── Data supplied

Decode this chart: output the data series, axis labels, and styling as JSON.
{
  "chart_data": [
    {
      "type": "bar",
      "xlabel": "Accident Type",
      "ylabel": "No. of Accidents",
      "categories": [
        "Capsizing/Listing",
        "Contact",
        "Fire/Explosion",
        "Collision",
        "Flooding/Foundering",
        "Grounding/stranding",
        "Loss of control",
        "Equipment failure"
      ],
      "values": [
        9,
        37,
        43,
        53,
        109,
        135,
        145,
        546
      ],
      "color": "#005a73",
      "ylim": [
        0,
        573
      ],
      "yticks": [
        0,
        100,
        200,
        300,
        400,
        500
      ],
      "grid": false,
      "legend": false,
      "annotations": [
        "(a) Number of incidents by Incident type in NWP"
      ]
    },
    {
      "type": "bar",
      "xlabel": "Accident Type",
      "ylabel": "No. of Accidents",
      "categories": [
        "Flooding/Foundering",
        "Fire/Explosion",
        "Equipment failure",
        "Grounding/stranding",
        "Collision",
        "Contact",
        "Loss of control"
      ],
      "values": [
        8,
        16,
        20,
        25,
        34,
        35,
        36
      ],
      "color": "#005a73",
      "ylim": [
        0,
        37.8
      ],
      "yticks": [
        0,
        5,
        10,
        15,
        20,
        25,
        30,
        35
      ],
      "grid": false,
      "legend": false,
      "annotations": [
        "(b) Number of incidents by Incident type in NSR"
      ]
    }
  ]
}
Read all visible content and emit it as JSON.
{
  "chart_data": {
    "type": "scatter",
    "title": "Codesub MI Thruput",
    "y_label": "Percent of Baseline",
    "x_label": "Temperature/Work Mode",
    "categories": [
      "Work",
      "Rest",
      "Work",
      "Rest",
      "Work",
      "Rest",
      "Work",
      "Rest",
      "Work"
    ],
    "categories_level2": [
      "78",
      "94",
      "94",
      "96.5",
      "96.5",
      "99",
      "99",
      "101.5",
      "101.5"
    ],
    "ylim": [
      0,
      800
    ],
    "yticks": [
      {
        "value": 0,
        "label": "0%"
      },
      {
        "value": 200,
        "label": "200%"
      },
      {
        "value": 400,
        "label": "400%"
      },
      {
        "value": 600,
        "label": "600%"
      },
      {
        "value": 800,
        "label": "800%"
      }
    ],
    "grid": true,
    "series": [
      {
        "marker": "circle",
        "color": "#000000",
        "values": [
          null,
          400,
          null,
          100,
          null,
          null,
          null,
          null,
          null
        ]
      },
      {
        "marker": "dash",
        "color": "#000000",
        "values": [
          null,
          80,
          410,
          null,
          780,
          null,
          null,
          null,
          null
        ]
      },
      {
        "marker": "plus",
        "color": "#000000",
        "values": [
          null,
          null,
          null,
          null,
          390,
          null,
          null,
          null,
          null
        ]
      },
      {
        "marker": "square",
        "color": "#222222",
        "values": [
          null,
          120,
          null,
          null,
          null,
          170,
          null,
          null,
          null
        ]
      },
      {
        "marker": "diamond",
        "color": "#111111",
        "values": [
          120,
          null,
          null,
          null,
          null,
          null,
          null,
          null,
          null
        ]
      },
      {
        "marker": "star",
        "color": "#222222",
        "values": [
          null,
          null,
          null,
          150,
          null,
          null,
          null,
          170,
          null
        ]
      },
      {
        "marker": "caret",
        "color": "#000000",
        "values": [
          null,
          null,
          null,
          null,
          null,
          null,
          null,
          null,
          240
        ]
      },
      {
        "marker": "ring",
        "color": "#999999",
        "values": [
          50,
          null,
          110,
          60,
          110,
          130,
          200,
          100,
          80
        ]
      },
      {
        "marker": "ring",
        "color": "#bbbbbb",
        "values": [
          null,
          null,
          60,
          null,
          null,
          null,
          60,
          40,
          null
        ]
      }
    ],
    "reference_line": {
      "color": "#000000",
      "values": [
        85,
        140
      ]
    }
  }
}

────

The request. Look over the listing. Pull out every line with the string "incidents" in it.

Written solution.
        "(a) Number of incidents by Incident type in NWP"
        "(b) Number of incidents by Incident type in NSR"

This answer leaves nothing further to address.